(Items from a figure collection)
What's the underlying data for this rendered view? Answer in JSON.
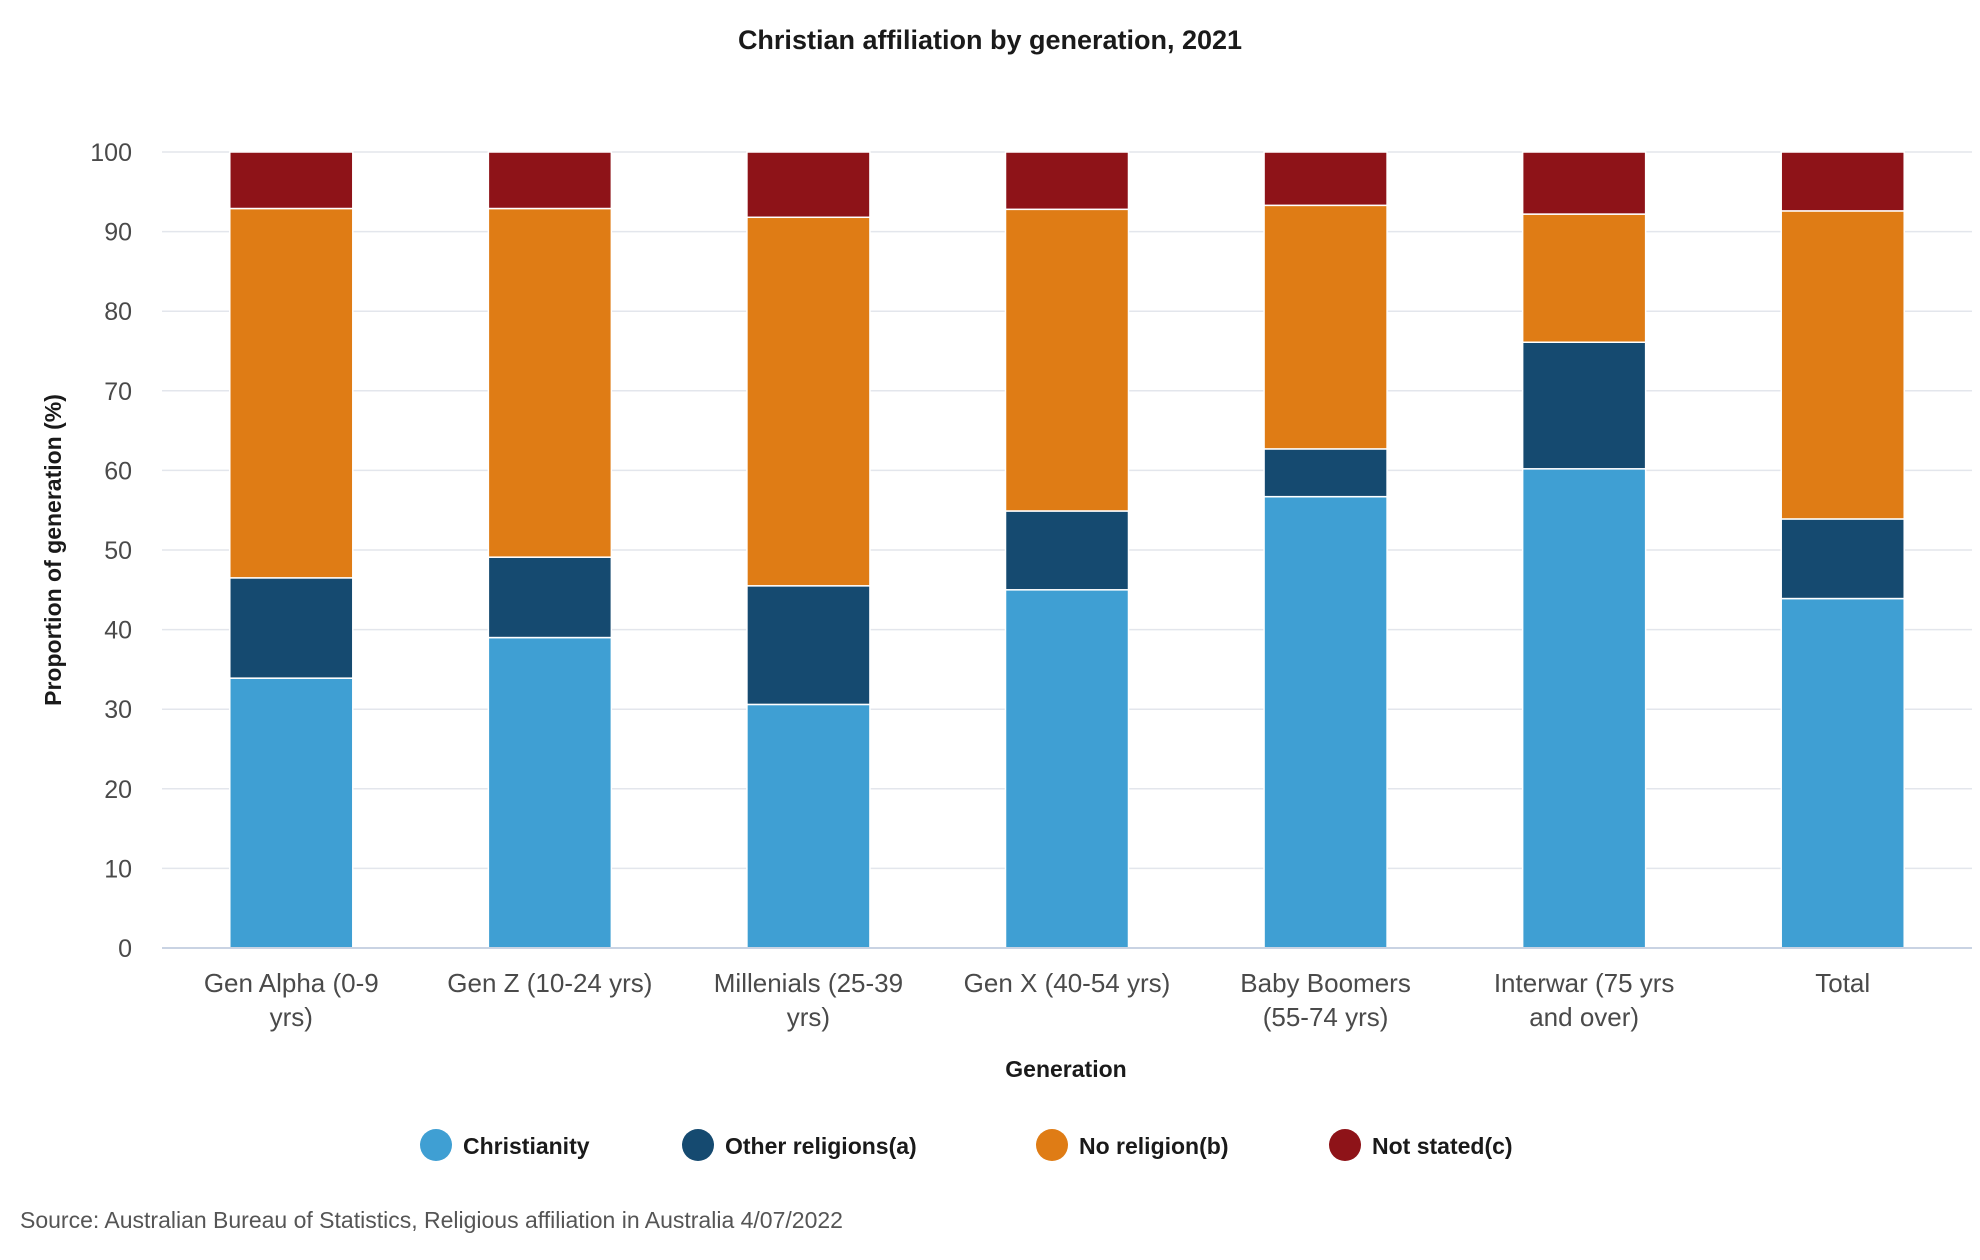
{
  "chart_data": {
    "type": "bar",
    "stacked": true,
    "title": "Christian affiliation by generation, 2021",
    "xlabel": "Generation",
    "ylabel": "Proportion of generation (%)",
    "ylim": [
      0,
      100
    ],
    "yticks": [
      0,
      10,
      20,
      30,
      40,
      50,
      60,
      70,
      80,
      90,
      100
    ],
    "grid": true,
    "legend_position": "bottom",
    "categories": [
      [
        "Gen Alpha (0-9",
        "yrs)"
      ],
      [
        "Gen Z (10-24 yrs)"
      ],
      [
        "Millenials (25-39",
        "yrs)"
      ],
      [
        "Gen X (40-54 yrs)"
      ],
      [
        "Baby Boomers",
        "(55-74 yrs)"
      ],
      [
        "Interwar (75 yrs",
        "and over)"
      ],
      [
        "Total"
      ]
    ],
    "series": [
      {
        "name": "Christianity",
        "color": "#3f9fd3",
        "values": [
          33.9,
          39.0,
          30.6,
          45.0,
          56.7,
          60.2,
          43.9
        ]
      },
      {
        "name": "Other religions(a)",
        "color": "#154a70",
        "values": [
          12.6,
          10.1,
          14.9,
          9.9,
          6.0,
          15.9,
          10.0
        ]
      },
      {
        "name": "No religion(b)",
        "color": "#df7c15",
        "values": [
          46.4,
          43.8,
          46.3,
          37.9,
          30.6,
          16.1,
          38.7
        ]
      },
      {
        "name": "Not stated(c)",
        "color": "#8e1318",
        "values": [
          7.1,
          7.1,
          8.2,
          7.2,
          6.7,
          7.8,
          7.4
        ]
      }
    ],
    "source": "Source: Australian Bureau of Statistics, Religious affiliation in Australia 4/07/2022"
  }
}
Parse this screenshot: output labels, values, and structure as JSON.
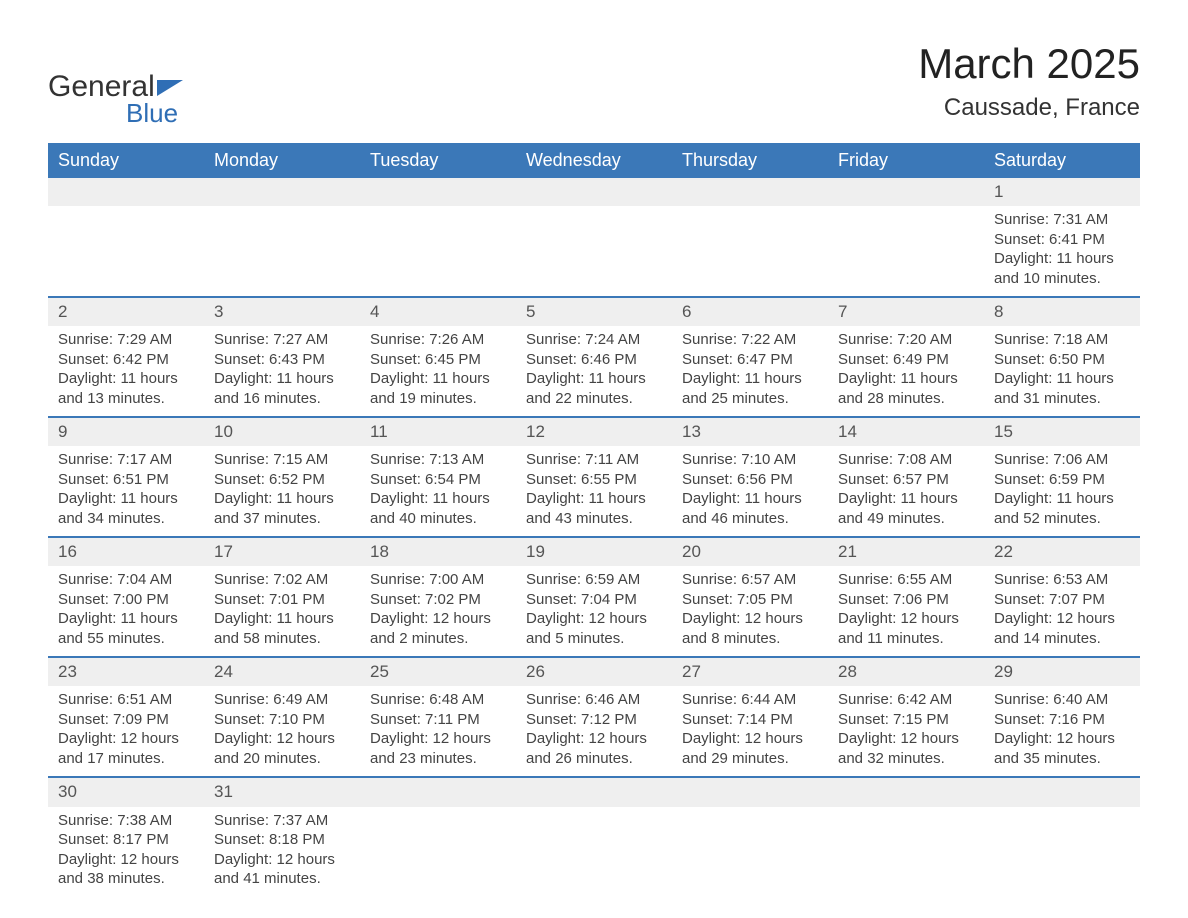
{
  "brand": {
    "general": "General",
    "blue": "Blue"
  },
  "title": "March 2025",
  "location": "Caussade, France",
  "colors": {
    "header_bg": "#3b78b8",
    "header_text": "#ffffff",
    "row_band": "#efefef",
    "row_border": "#3b78b8",
    "text": "#444444",
    "title_text": "#222222",
    "logo_accent": "#2f6eb5",
    "background": "#ffffff"
  },
  "typography": {
    "title_fontsize": 42,
    "location_fontsize": 24,
    "weekday_fontsize": 18,
    "cell_fontsize": 15,
    "daynum_fontsize": 17,
    "logo_general_fontsize": 30,
    "logo_blue_fontsize": 26
  },
  "weekdays": [
    "Sunday",
    "Monday",
    "Tuesday",
    "Wednesday",
    "Thursday",
    "Friday",
    "Saturday"
  ],
  "weeks": [
    {
      "days": [
        null,
        null,
        null,
        null,
        null,
        null,
        {
          "num": "1",
          "sunrise": "Sunrise: 7:31 AM",
          "sunset": "Sunset: 6:41 PM",
          "day1": "Daylight: 11 hours",
          "day2": "and 10 minutes."
        }
      ]
    },
    {
      "days": [
        {
          "num": "2",
          "sunrise": "Sunrise: 7:29 AM",
          "sunset": "Sunset: 6:42 PM",
          "day1": "Daylight: 11 hours",
          "day2": "and 13 minutes."
        },
        {
          "num": "3",
          "sunrise": "Sunrise: 7:27 AM",
          "sunset": "Sunset: 6:43 PM",
          "day1": "Daylight: 11 hours",
          "day2": "and 16 minutes."
        },
        {
          "num": "4",
          "sunrise": "Sunrise: 7:26 AM",
          "sunset": "Sunset: 6:45 PM",
          "day1": "Daylight: 11 hours",
          "day2": "and 19 minutes."
        },
        {
          "num": "5",
          "sunrise": "Sunrise: 7:24 AM",
          "sunset": "Sunset: 6:46 PM",
          "day1": "Daylight: 11 hours",
          "day2": "and 22 minutes."
        },
        {
          "num": "6",
          "sunrise": "Sunrise: 7:22 AM",
          "sunset": "Sunset: 6:47 PM",
          "day1": "Daylight: 11 hours",
          "day2": "and 25 minutes."
        },
        {
          "num": "7",
          "sunrise": "Sunrise: 7:20 AM",
          "sunset": "Sunset: 6:49 PM",
          "day1": "Daylight: 11 hours",
          "day2": "and 28 minutes."
        },
        {
          "num": "8",
          "sunrise": "Sunrise: 7:18 AM",
          "sunset": "Sunset: 6:50 PM",
          "day1": "Daylight: 11 hours",
          "day2": "and 31 minutes."
        }
      ]
    },
    {
      "days": [
        {
          "num": "9",
          "sunrise": "Sunrise: 7:17 AM",
          "sunset": "Sunset: 6:51 PM",
          "day1": "Daylight: 11 hours",
          "day2": "and 34 minutes."
        },
        {
          "num": "10",
          "sunrise": "Sunrise: 7:15 AM",
          "sunset": "Sunset: 6:52 PM",
          "day1": "Daylight: 11 hours",
          "day2": "and 37 minutes."
        },
        {
          "num": "11",
          "sunrise": "Sunrise: 7:13 AM",
          "sunset": "Sunset: 6:54 PM",
          "day1": "Daylight: 11 hours",
          "day2": "and 40 minutes."
        },
        {
          "num": "12",
          "sunrise": "Sunrise: 7:11 AM",
          "sunset": "Sunset: 6:55 PM",
          "day1": "Daylight: 11 hours",
          "day2": "and 43 minutes."
        },
        {
          "num": "13",
          "sunrise": "Sunrise: 7:10 AM",
          "sunset": "Sunset: 6:56 PM",
          "day1": "Daylight: 11 hours",
          "day2": "and 46 minutes."
        },
        {
          "num": "14",
          "sunrise": "Sunrise: 7:08 AM",
          "sunset": "Sunset: 6:57 PM",
          "day1": "Daylight: 11 hours",
          "day2": "and 49 minutes."
        },
        {
          "num": "15",
          "sunrise": "Sunrise: 7:06 AM",
          "sunset": "Sunset: 6:59 PM",
          "day1": "Daylight: 11 hours",
          "day2": "and 52 minutes."
        }
      ]
    },
    {
      "days": [
        {
          "num": "16",
          "sunrise": "Sunrise: 7:04 AM",
          "sunset": "Sunset: 7:00 PM",
          "day1": "Daylight: 11 hours",
          "day2": "and 55 minutes."
        },
        {
          "num": "17",
          "sunrise": "Sunrise: 7:02 AM",
          "sunset": "Sunset: 7:01 PM",
          "day1": "Daylight: 11 hours",
          "day2": "and 58 minutes."
        },
        {
          "num": "18",
          "sunrise": "Sunrise: 7:00 AM",
          "sunset": "Sunset: 7:02 PM",
          "day1": "Daylight: 12 hours",
          "day2": "and 2 minutes."
        },
        {
          "num": "19",
          "sunrise": "Sunrise: 6:59 AM",
          "sunset": "Sunset: 7:04 PM",
          "day1": "Daylight: 12 hours",
          "day2": "and 5 minutes."
        },
        {
          "num": "20",
          "sunrise": "Sunrise: 6:57 AM",
          "sunset": "Sunset: 7:05 PM",
          "day1": "Daylight: 12 hours",
          "day2": "and 8 minutes."
        },
        {
          "num": "21",
          "sunrise": "Sunrise: 6:55 AM",
          "sunset": "Sunset: 7:06 PM",
          "day1": "Daylight: 12 hours",
          "day2": "and 11 minutes."
        },
        {
          "num": "22",
          "sunrise": "Sunrise: 6:53 AM",
          "sunset": "Sunset: 7:07 PM",
          "day1": "Daylight: 12 hours",
          "day2": "and 14 minutes."
        }
      ]
    },
    {
      "days": [
        {
          "num": "23",
          "sunrise": "Sunrise: 6:51 AM",
          "sunset": "Sunset: 7:09 PM",
          "day1": "Daylight: 12 hours",
          "day2": "and 17 minutes."
        },
        {
          "num": "24",
          "sunrise": "Sunrise: 6:49 AM",
          "sunset": "Sunset: 7:10 PM",
          "day1": "Daylight: 12 hours",
          "day2": "and 20 minutes."
        },
        {
          "num": "25",
          "sunrise": "Sunrise: 6:48 AM",
          "sunset": "Sunset: 7:11 PM",
          "day1": "Daylight: 12 hours",
          "day2": "and 23 minutes."
        },
        {
          "num": "26",
          "sunrise": "Sunrise: 6:46 AM",
          "sunset": "Sunset: 7:12 PM",
          "day1": "Daylight: 12 hours",
          "day2": "and 26 minutes."
        },
        {
          "num": "27",
          "sunrise": "Sunrise: 6:44 AM",
          "sunset": "Sunset: 7:14 PM",
          "day1": "Daylight: 12 hours",
          "day2": "and 29 minutes."
        },
        {
          "num": "28",
          "sunrise": "Sunrise: 6:42 AM",
          "sunset": "Sunset: 7:15 PM",
          "day1": "Daylight: 12 hours",
          "day2": "and 32 minutes."
        },
        {
          "num": "29",
          "sunrise": "Sunrise: 6:40 AM",
          "sunset": "Sunset: 7:16 PM",
          "day1": "Daylight: 12 hours",
          "day2": "and 35 minutes."
        }
      ]
    },
    {
      "days": [
        {
          "num": "30",
          "sunrise": "Sunrise: 7:38 AM",
          "sunset": "Sunset: 8:17 PM",
          "day1": "Daylight: 12 hours",
          "day2": "and 38 minutes."
        },
        {
          "num": "31",
          "sunrise": "Sunrise: 7:37 AM",
          "sunset": "Sunset: 8:18 PM",
          "day1": "Daylight: 12 hours",
          "day2": "and 41 minutes."
        },
        null,
        null,
        null,
        null,
        null
      ]
    }
  ]
}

#### [REQUIRED TASK]
List every line in the records above that contains the word "this".

#### [SOLUTION TO THE PROBLEM]
What's the underlying data for this rendered view? Answer in JSON.
Parse this screenshot: output labels, values, and structure as JSON.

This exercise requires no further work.